_WORK TO DO_
Quote all lines below exactly. Images stay out.

# Start of RECORDS SUPPLIED

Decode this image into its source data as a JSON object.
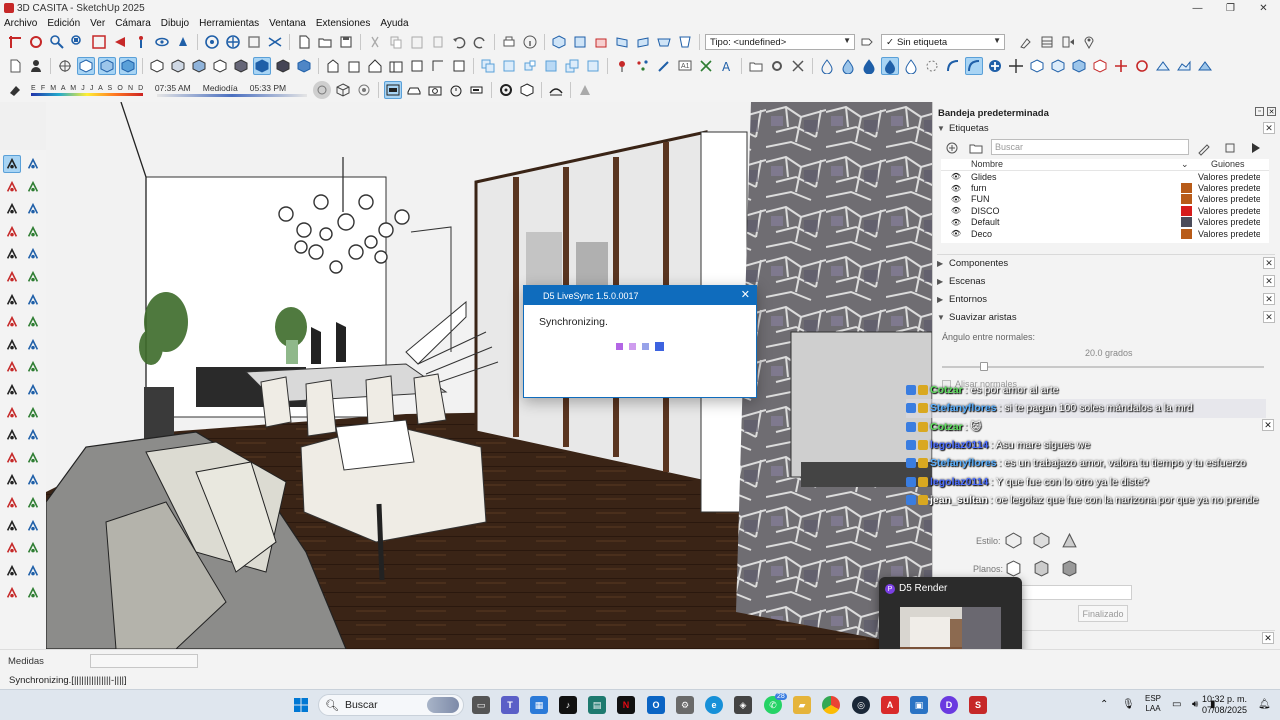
{
  "window": {
    "title": "3D CASITA - SketchUp 2025",
    "min": "—",
    "max": "❐",
    "close": "✕"
  },
  "menu": [
    "Archivo",
    "Edición",
    "Ver",
    "Cámara",
    "Dibujo",
    "Herramientas",
    "Ventana",
    "Extensiones",
    "Ayuda"
  ],
  "toolbar": {
    "type_combo": "Tipo: <undefined>",
    "tag_combo": "Sin etiqueta",
    "tag_check": "✓",
    "months": "E F M A M J J A S O N D",
    "time_start": "07:35 AM",
    "time_mid": "Mediodía",
    "time_end": "05:33 PM"
  },
  "tray": {
    "title": "Bandeja predeterminada",
    "sections": {
      "etiquetas": "Etiquetas",
      "componentes": "Componentes",
      "escenas": "Escenas",
      "entornos": "Entornos",
      "suavizar": "Suavizar aristas"
    },
    "tag_search_placeholder": "Buscar",
    "tag_headers": {
      "name": "Nombre",
      "lines": "Guiones"
    },
    "tags": [
      {
        "name": "Glides",
        "color": "#ffffff",
        "line": "Valores predete"
      },
      {
        "name": "furn",
        "color": "#b85b18",
        "line": "Valores predete"
      },
      {
        "name": "FUN",
        "color": "#b85b18",
        "line": "Valores predete"
      },
      {
        "name": "DISCO",
        "color": "#d61c1c",
        "line": "Valores predete"
      },
      {
        "name": "Default",
        "color": "#4c4c5a",
        "line": "Valores predete"
      },
      {
        "name": "Deco",
        "color": "#b85b18",
        "line": "Valores predete"
      }
    ],
    "smooth": {
      "angle_label": "Ángulo entre normales:",
      "angle_value": "20.0 grados",
      "angle_fraction": 0.13,
      "normals_label": "Alisar normales"
    },
    "style_label": "Estilo:",
    "planes_label": "Planos:",
    "done_label": "Finalizado"
  },
  "dialog": {
    "title": "D5 LiveSync 1.5.0.0017",
    "message": "Synchronizing.",
    "close": "✕"
  },
  "chat": [
    {
      "user": "Cotzar",
      "text": ": es por amor al arte",
      "highlight": false,
      "ucolor": "#5ee05e"
    },
    {
      "user": "Stefanyflores",
      "text": ": si te pagan 100 soles mándalos a la mrd",
      "highlight": true,
      "ucolor": "#5ab0ff"
    },
    {
      "user": "Cotzar",
      "text": ": 😺",
      "highlight": false,
      "ucolor": "#5ee05e"
    },
    {
      "user": "legolaz0114",
      "text": ": Asu mare sigues we",
      "highlight": false,
      "ucolor": "#4a6cff"
    },
    {
      "user": "Stefanyflores",
      "text": ": es un trabajazo amor, valora tu tiempo y tu esfuerzo",
      "highlight": false,
      "ucolor": "#5ab0ff"
    },
    {
      "user": "legolaz0114",
      "text": ": Y que fue con lo otro ya le diste?",
      "highlight": false,
      "ucolor": "#4a6cff"
    },
    {
      "user": "jean_sultan",
      "text": ": oe legolaz que fue con la narizona por que ya no prende",
      "highlight": false,
      "ucolor": "#ffffff"
    }
  ],
  "thumb": {
    "label": "D5 Render",
    "icon": "P"
  },
  "measures": {
    "label": "Medidas"
  },
  "status": {
    "text": "Synchronizing.[|||||||||||||||-||||]"
  },
  "taskbar": {
    "search": "Buscar",
    "lang_top": "ESP",
    "lang_bottom": "LAA",
    "time": "10:32 p. m.",
    "date": "07/08/2025",
    "icons": [
      "windows-start-icon",
      "file-explorer-icon",
      "teams-icon",
      "store-icon",
      "tiktok-icon",
      "netflix-icon",
      "outlook-icon",
      "settings-icon",
      "edge-icon",
      "xbox-icon",
      "whatsapp-icon",
      "folder-icon",
      "chrome-icon",
      "steam-icon",
      "acrobat-icon",
      "sketchup-icon",
      "d5-render-icon",
      "sketchup-alt-icon"
    ],
    "whatsapp_badge": "28"
  }
}
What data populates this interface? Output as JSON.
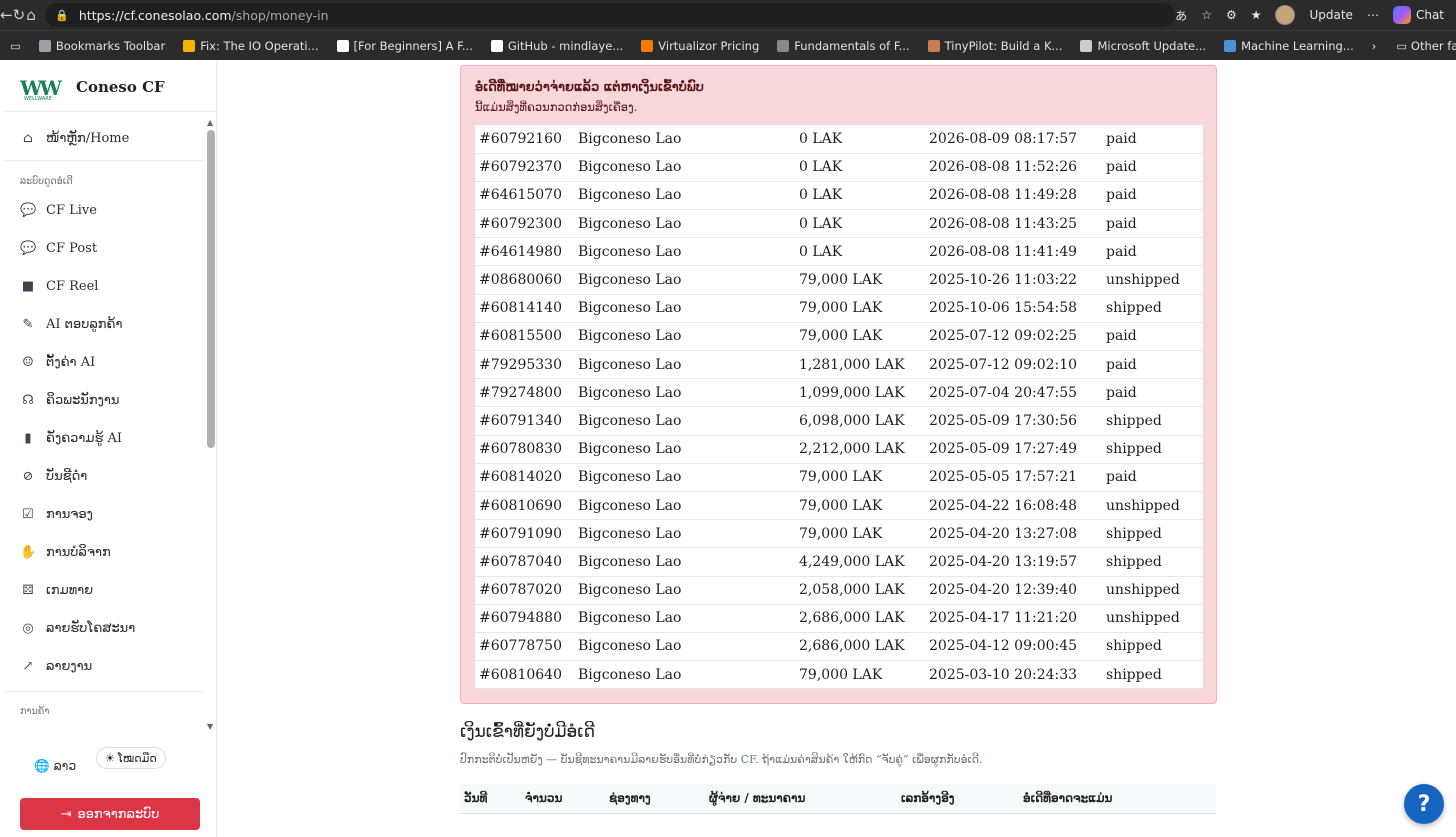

# End of RECORDS SUPPLIED

_WRITTEN RESPONSE_
Decode this image into its source data as a JSON object.
{
  "window": {
    "title": "3D CASITA - SketchUp 2025",
    "min": "—",
    "max": "❐",
    "close": "✕"
  },
  "menu": [
    "Archivo",
    "Edición",
    "Ver",
    "Cámara",
    "Dibujo",
    "Herramientas",
    "Ventana",
    "Extensiones",
    "Ayuda"
  ],
  "toolbar": {
    "type_combo": "Tipo: <undefined>",
    "tag_combo": "Sin etiqueta",
    "tag_check": "✓",
    "months": "E F M A M J J A S O N D",
    "time_start": "07:35 AM",
    "time_mid": "Mediodía",
    "time_end": "05:33 PM"
  },
  "tray": {
    "title": "Bandeja predeterminada",
    "sections": {
      "etiquetas": "Etiquetas",
      "componentes": "Componentes",
      "escenas": "Escenas",
      "entornos": "Entornos",
      "suavizar": "Suavizar aristas"
    },
    "tag_search_placeholder": "Buscar",
    "tag_headers": {
      "name": "Nombre",
      "lines": "Guiones"
    },
    "tags": [
      {
        "name": "Glides",
        "color": "#ffffff",
        "line": "Valores predete"
      },
      {
        "name": "furn",
        "color": "#b85b18",
        "line": "Valores predete"
      },
      {
        "name": "FUN",
        "color": "#b85b18",
        "line": "Valores predete"
      },
      {
        "name": "DISCO",
        "color": "#d61c1c",
        "line": "Valores predete"
      },
      {
        "name": "Default",
        "color": "#4c4c5a",
        "line": "Valores predete"
      },
      {
        "name": "Deco",
        "color": "#b85b18",
        "line": "Valores predete"
      }
    ],
    "smooth": {
      "angle_label": "Ángulo entre normales:",
      "angle_value": "20.0 grados",
      "angle_fraction": 0.13,
      "normals_label": "Alisar normales"
    },
    "style_label": "Estilo:",
    "planes_label": "Planos:",
    "done_label": "Finalizado"
  },
  "dialog": {
    "title": "D5 LiveSync 1.5.0.0017",
    "message": "Synchronizing.",
    "close": "✕"
  },
  "chat": [
    {
      "user": "Cotzar",
      "text": ": es por amor al arte",
      "highlight": false,
      "ucolor": "#5ee05e"
    },
    {
      "user": "Stefanyflores",
      "text": ": si te pagan 100 soles mándalos a la mrd",
      "highlight": true,
      "ucolor": "#5ab0ff"
    },
    {
      "user": "Cotzar",
      "text": ": 😺",
      "highlight": false,
      "ucolor": "#5ee05e"
    },
    {
      "user": "legolaz0114",
      "text": ": Asu mare sigues we",
      "highlight": false,
      "ucolor": "#4a6cff"
    },
    {
      "user": "Stefanyflores",
      "text": ": es un trabajazo amor, valora tu tiempo y tu esfuerzo",
      "highlight": false,
      "ucolor": "#5ab0ff"
    },
    {
      "user": "legolaz0114",
      "text": ": Y que fue con lo otro ya le diste?",
      "highlight": false,
      "ucolor": "#4a6cff"
    },
    {
      "user": "jean_sultan",
      "text": ": oe legolaz que fue con la narizona por que ya no prende",
      "highlight": false,
      "ucolor": "#ffffff"
    }
  ],
  "thumb": {
    "label": "D5 Render",
    "icon": "P"
  },
  "measures": {
    "label": "Medidas"
  },
  "status": {
    "text": "Synchronizing.[|||||||||||||||-||||]"
  },
  "taskbar": {
    "search": "Buscar",
    "lang_top": "ESP",
    "lang_bottom": "LAA",
    "time": "10:32 p. m.",
    "date": "07/08/2025",
    "icons": [
      "windows-start-icon",
      "file-explorer-icon",
      "teams-icon",
      "store-icon",
      "tiktok-icon",
      "netflix-icon",
      "outlook-icon",
      "settings-icon",
      "edge-icon",
      "xbox-icon",
      "whatsapp-icon",
      "folder-icon",
      "chrome-icon",
      "steam-icon",
      "acrobat-icon",
      "sketchup-icon",
      "d5-render-icon",
      "sketchup-alt-icon"
    ],
    "whatsapp_badge": "28"
  }
}
What data populates this interface? Output as JSON.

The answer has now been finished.